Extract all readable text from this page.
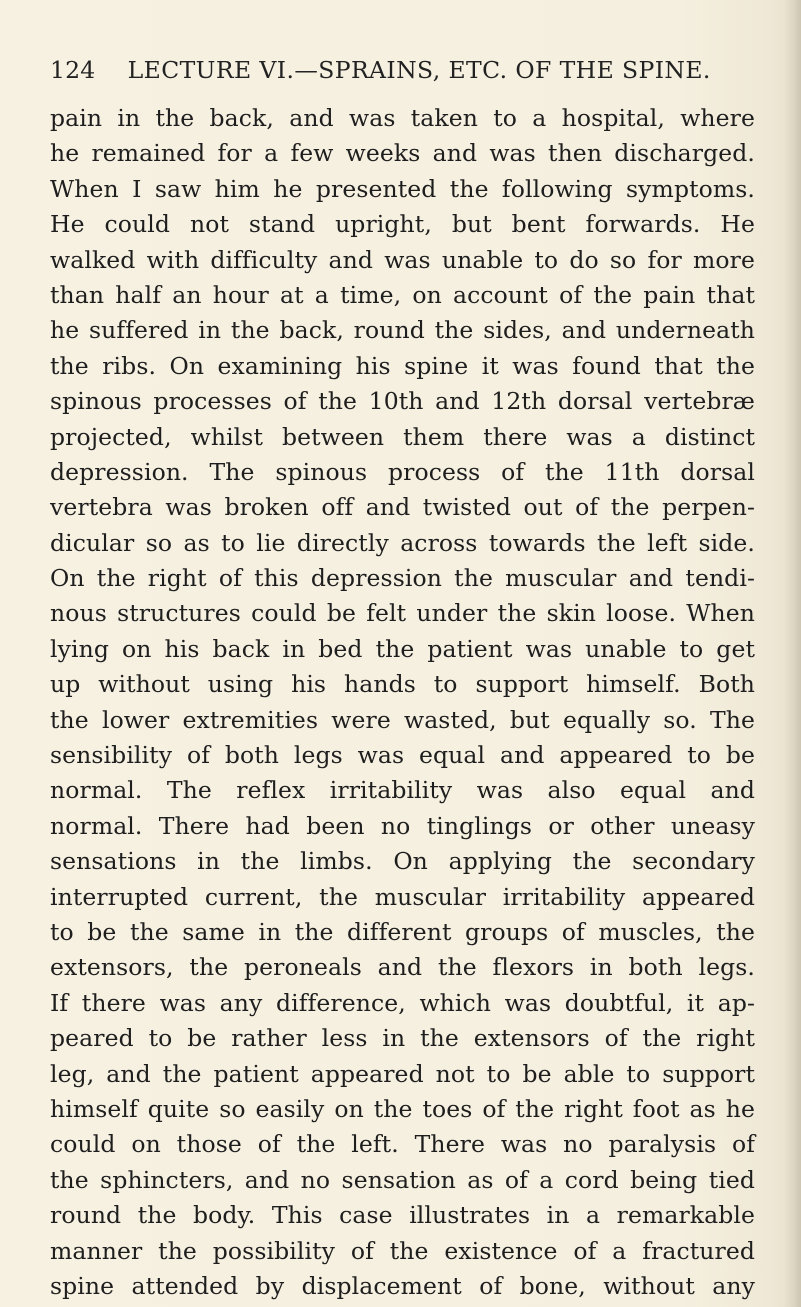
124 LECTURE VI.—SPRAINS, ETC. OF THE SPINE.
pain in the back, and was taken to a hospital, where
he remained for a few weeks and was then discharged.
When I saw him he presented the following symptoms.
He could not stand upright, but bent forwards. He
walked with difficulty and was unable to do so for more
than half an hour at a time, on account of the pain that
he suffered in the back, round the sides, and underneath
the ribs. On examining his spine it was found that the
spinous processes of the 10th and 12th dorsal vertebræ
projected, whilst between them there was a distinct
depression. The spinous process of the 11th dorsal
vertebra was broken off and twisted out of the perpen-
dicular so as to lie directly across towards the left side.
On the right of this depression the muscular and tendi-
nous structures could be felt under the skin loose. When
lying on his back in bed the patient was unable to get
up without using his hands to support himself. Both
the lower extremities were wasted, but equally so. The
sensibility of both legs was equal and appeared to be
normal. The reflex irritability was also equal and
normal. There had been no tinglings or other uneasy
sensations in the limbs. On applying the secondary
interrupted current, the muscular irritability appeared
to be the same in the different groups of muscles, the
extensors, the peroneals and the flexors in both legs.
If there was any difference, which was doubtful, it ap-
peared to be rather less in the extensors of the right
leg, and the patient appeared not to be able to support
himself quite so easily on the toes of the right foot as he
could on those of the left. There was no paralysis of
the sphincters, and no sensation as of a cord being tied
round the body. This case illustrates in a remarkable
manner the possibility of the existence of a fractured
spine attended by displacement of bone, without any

--

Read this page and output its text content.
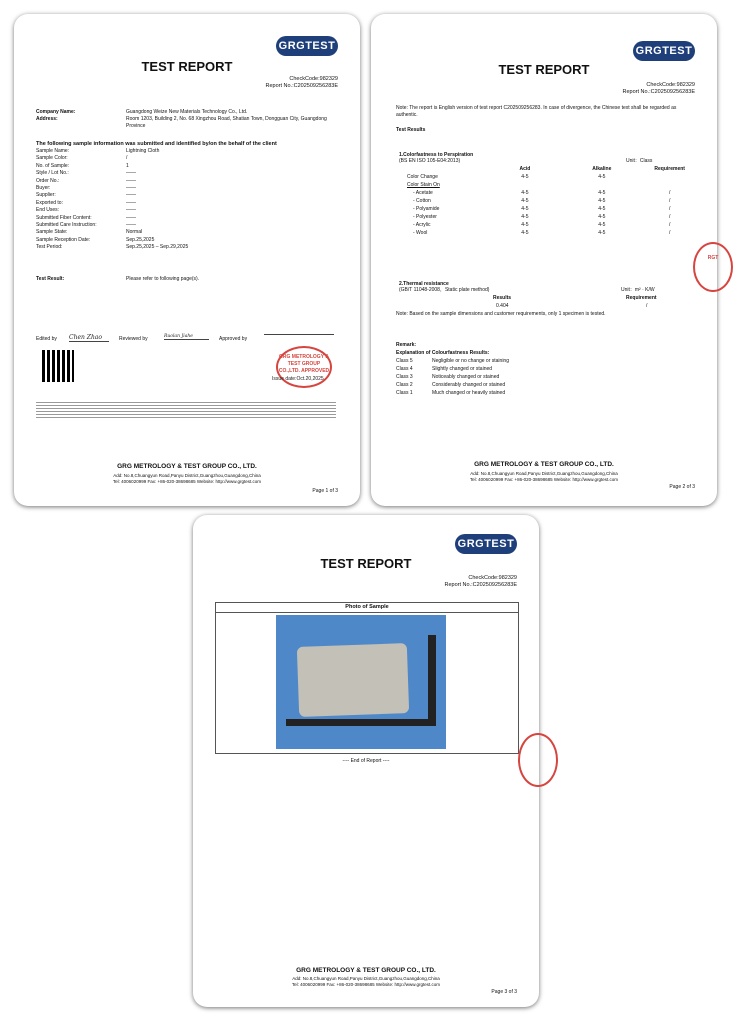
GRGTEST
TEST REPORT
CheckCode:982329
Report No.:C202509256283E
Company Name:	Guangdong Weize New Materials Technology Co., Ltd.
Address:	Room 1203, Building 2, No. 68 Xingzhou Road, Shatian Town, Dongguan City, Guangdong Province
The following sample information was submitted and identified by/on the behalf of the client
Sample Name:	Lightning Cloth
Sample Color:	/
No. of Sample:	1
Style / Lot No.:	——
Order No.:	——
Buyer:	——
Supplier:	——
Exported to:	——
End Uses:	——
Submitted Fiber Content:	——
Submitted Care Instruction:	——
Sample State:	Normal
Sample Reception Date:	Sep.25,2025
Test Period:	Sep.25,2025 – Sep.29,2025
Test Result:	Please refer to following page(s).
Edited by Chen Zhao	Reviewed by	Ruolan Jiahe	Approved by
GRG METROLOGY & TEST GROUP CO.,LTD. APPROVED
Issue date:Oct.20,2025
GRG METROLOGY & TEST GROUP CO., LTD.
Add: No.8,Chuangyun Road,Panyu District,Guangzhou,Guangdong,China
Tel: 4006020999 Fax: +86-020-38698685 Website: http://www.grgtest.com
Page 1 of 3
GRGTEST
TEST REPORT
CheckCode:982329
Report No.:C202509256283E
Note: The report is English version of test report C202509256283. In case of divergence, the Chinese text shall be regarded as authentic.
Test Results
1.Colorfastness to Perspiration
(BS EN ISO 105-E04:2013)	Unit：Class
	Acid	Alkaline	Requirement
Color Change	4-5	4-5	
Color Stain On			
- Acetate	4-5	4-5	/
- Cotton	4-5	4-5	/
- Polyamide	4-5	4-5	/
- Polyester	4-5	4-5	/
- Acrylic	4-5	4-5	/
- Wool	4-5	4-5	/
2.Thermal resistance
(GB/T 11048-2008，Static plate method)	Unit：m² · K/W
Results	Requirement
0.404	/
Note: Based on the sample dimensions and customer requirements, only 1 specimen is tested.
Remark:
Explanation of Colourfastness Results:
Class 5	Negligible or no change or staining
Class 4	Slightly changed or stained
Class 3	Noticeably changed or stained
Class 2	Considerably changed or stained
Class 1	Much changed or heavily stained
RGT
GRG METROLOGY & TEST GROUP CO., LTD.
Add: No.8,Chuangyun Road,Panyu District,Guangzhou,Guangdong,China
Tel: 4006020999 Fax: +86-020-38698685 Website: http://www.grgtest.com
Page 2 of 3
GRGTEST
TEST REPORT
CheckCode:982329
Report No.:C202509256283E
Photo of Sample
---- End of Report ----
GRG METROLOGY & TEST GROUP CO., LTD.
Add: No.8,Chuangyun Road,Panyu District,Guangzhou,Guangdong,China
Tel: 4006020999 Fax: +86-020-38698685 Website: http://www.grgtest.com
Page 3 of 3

==

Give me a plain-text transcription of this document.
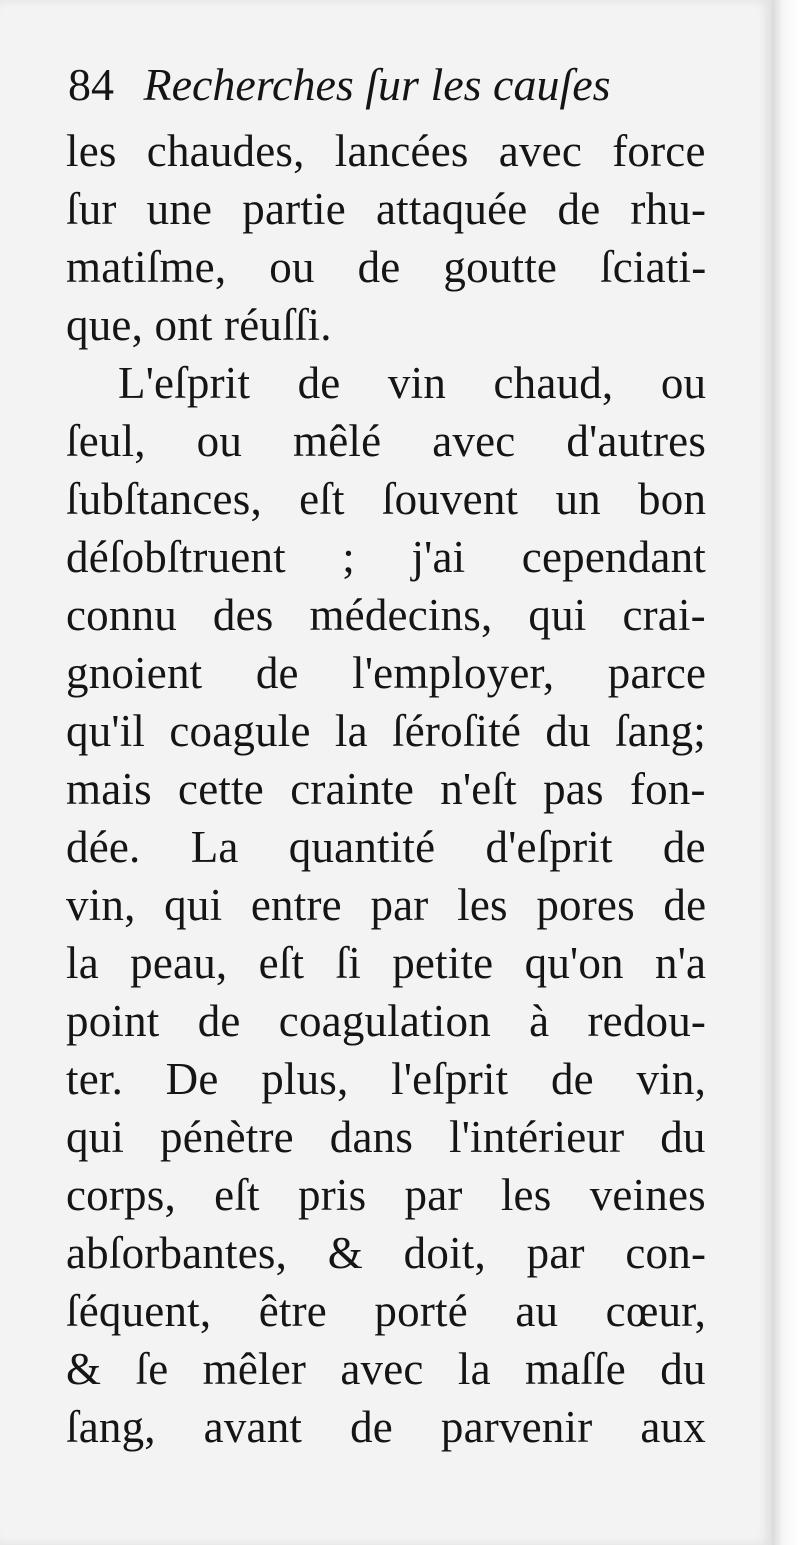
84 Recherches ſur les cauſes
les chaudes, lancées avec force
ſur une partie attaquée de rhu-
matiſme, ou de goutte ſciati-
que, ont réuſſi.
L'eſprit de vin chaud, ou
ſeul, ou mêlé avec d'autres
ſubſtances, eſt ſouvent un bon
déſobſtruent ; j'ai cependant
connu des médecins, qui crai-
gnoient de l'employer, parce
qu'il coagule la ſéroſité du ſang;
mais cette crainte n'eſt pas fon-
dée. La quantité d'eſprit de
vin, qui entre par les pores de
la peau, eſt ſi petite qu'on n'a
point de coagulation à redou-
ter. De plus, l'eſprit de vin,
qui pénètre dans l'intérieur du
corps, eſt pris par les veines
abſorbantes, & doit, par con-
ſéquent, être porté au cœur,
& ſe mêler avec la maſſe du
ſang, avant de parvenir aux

* To do:
Select every line in the records above that contains the word "Unit".

* Response:
(BS EN ISO 105-E04:2013)	Unit：Class
(GB/T 11048-2008，Static plate method)	Unit：m² · K/W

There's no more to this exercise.